> [Work required] Reproduce every line of the listing as written, apart from the pictures.

> [Available records]
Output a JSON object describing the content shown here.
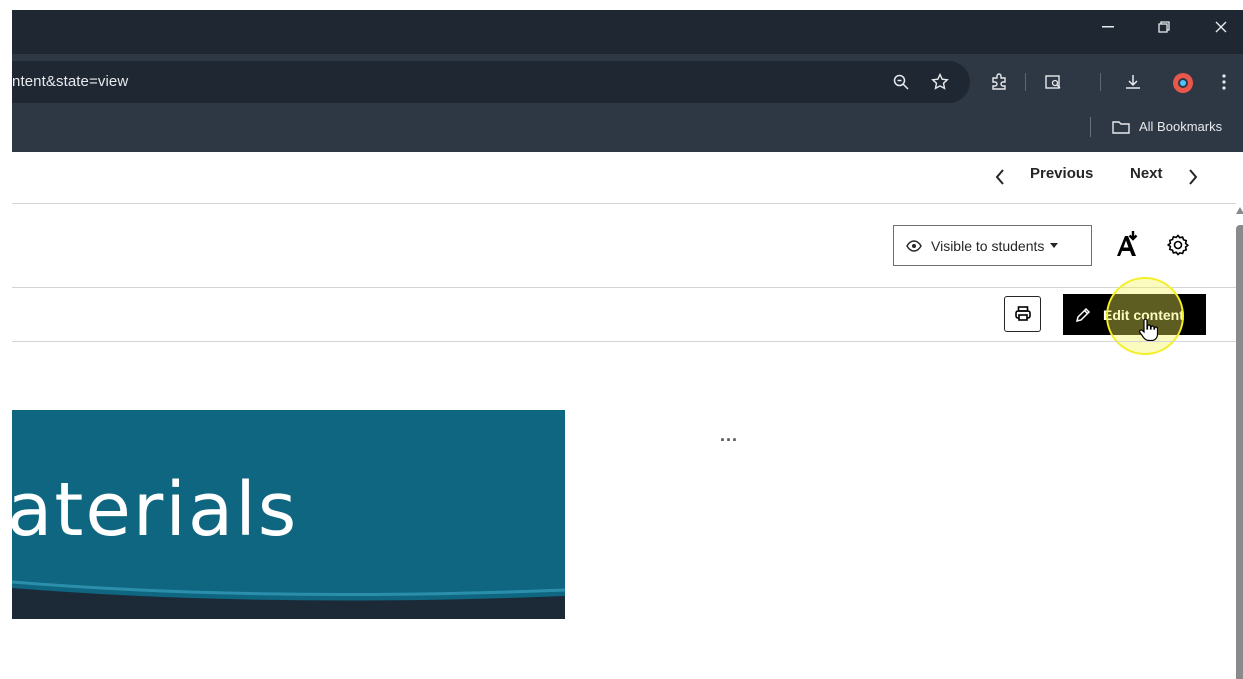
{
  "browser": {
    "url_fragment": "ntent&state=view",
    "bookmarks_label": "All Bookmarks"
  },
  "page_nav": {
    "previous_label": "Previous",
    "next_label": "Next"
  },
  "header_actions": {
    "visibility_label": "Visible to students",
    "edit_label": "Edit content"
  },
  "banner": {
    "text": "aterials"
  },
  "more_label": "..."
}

> [The completed task]
Output a JSON object describing the content shown here.
{
  "browser": {
    "url_fragment": "ntent&state=view",
    "bookmarks_label": "All Bookmarks"
  },
  "page_nav": {
    "previous_label": "Previous",
    "next_label": "Next"
  },
  "header_actions": {
    "visibility_label": "Visible to students",
    "edit_label": "Edit content"
  },
  "banner": {
    "text": "aterials"
  },
  "more_label": "..."
}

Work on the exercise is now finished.